Leave out the pictures and copy the remaining records exactly.

----- DATA EXCERPTS -----

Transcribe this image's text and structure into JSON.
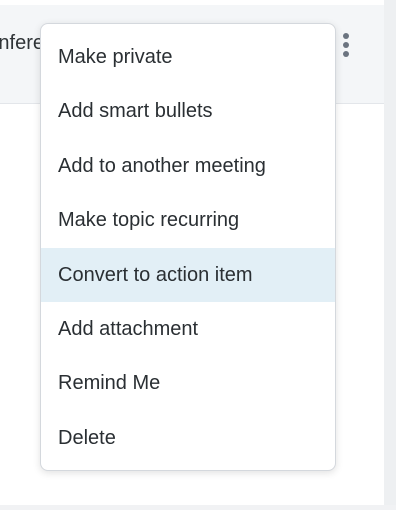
{
  "row": {
    "title_fragment": "nfere"
  },
  "menu": {
    "items": [
      {
        "label": "Make private"
      },
      {
        "label": "Add smart bullets"
      },
      {
        "label": "Add to another meeting"
      },
      {
        "label": "Make topic recurring"
      },
      {
        "label": "Convert to action item",
        "highlighted": true
      },
      {
        "label": "Add attachment"
      },
      {
        "label": "Remind Me"
      },
      {
        "label": "Delete"
      }
    ]
  },
  "colors": {
    "highlight": "#e2eff6",
    "text": "#2a2f33",
    "icon": "#6b7480"
  }
}
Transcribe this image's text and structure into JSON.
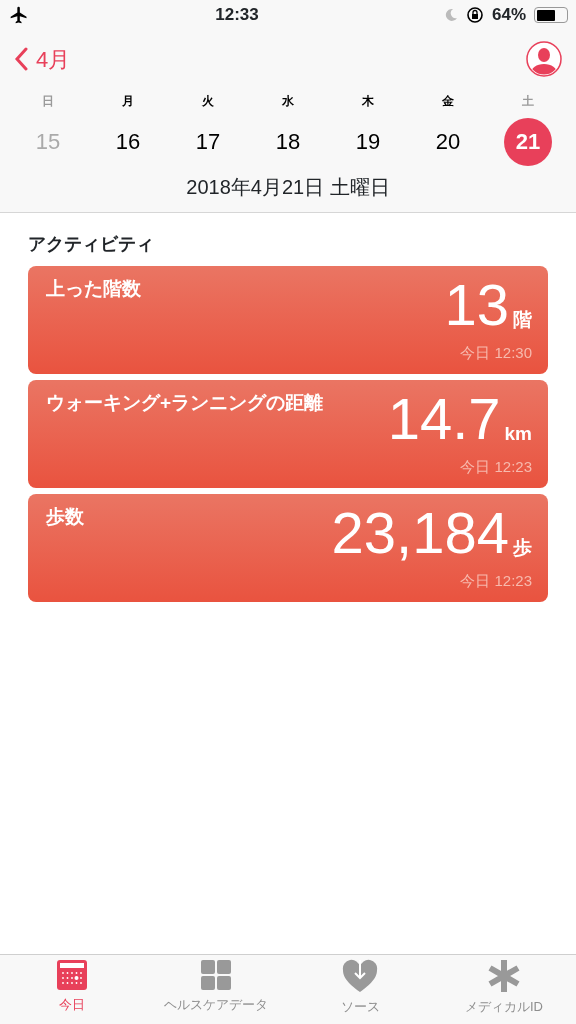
{
  "status_bar": {
    "time": "12:33",
    "battery": "64%"
  },
  "nav": {
    "back_label": "4月"
  },
  "week": [
    {
      "weekday": "日",
      "date": "15",
      "weekend": true,
      "selected": false
    },
    {
      "weekday": "月",
      "date": "16",
      "weekend": false,
      "selected": false
    },
    {
      "weekday": "火",
      "date": "17",
      "weekend": false,
      "selected": false
    },
    {
      "weekday": "水",
      "date": "18",
      "weekend": false,
      "selected": false
    },
    {
      "weekday": "木",
      "date": "19",
      "weekend": false,
      "selected": false
    },
    {
      "weekday": "金",
      "date": "20",
      "weekend": false,
      "selected": false
    },
    {
      "weekday": "土",
      "date": "21",
      "weekend": true,
      "selected": true
    }
  ],
  "full_date": "2018年4月21日 土曜日",
  "section_title": "アクティビティ",
  "cards": [
    {
      "title": "上った階数",
      "value": "13",
      "unit": "階",
      "time": "今日 12:30"
    },
    {
      "title": "ウォーキング+ランニングの距離",
      "value": "14.7",
      "unit": "km",
      "time": "今日 12:23"
    },
    {
      "title": "歩数",
      "value": "23,184",
      "unit": "歩",
      "time": "今日 12:23"
    }
  ],
  "tabs": [
    {
      "label": "今日",
      "kind": "calendar",
      "selected": true
    },
    {
      "label": "ヘルスケアデータ",
      "kind": "grid",
      "selected": false
    },
    {
      "label": "ソース",
      "kind": "heart",
      "selected": false
    },
    {
      "label": "メディカルID",
      "kind": "asterisk",
      "selected": false
    }
  ]
}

-----

FINISHED TASK:
Transcribe this image's text and structure into JSON.
{
  "row": {
    "title_fragment": "nfere"
  },
  "menu": {
    "items": [
      {
        "label": "Make private"
      },
      {
        "label": "Add smart bullets"
      },
      {
        "label": "Add to another meeting"
      },
      {
        "label": "Make topic recurring"
      },
      {
        "label": "Convert to action item",
        "highlighted": true
      },
      {
        "label": "Add attachment"
      },
      {
        "label": "Remind Me"
      },
      {
        "label": "Delete"
      }
    ]
  },
  "colors": {
    "highlight": "#e2eff6",
    "text": "#2a2f33",
    "icon": "#6b7480"
  }
}
Transcribe this image's text and structure into JSON.
{
  "status_bar": {
    "time": "12:33",
    "battery": "64%"
  },
  "nav": {
    "back_label": "4月"
  },
  "week": [
    {
      "weekday": "日",
      "date": "15",
      "weekend": true,
      "selected": false
    },
    {
      "weekday": "月",
      "date": "16",
      "weekend": false,
      "selected": false
    },
    {
      "weekday": "火",
      "date": "17",
      "weekend": false,
      "selected": false
    },
    {
      "weekday": "水",
      "date": "18",
      "weekend": false,
      "selected": false
    },
    {
      "weekday": "木",
      "date": "19",
      "weekend": false,
      "selected": false
    },
    {
      "weekday": "金",
      "date": "20",
      "weekend": false,
      "selected": false
    },
    {
      "weekday": "土",
      "date": "21",
      "weekend": true,
      "selected": true
    }
  ],
  "full_date": "2018年4月21日 土曜日",
  "section_title": "アクティビティ",
  "cards": [
    {
      "title": "上った階数",
      "value": "13",
      "unit": "階",
      "time": "今日 12:30"
    },
    {
      "title": "ウォーキング+ランニングの距離",
      "value": "14.7",
      "unit": "km",
      "time": "今日 12:23"
    },
    {
      "title": "歩数",
      "value": "23,184",
      "unit": "歩",
      "time": "今日 12:23"
    }
  ],
  "tabs": [
    {
      "label": "今日",
      "kind": "calendar",
      "selected": true
    },
    {
      "label": "ヘルスケアデータ",
      "kind": "grid",
      "selected": false
    },
    {
      "label": "ソース",
      "kind": "heart",
      "selected": false
    },
    {
      "label": "メディカルID",
      "kind": "asterisk",
      "selected": false
    }
  ]
}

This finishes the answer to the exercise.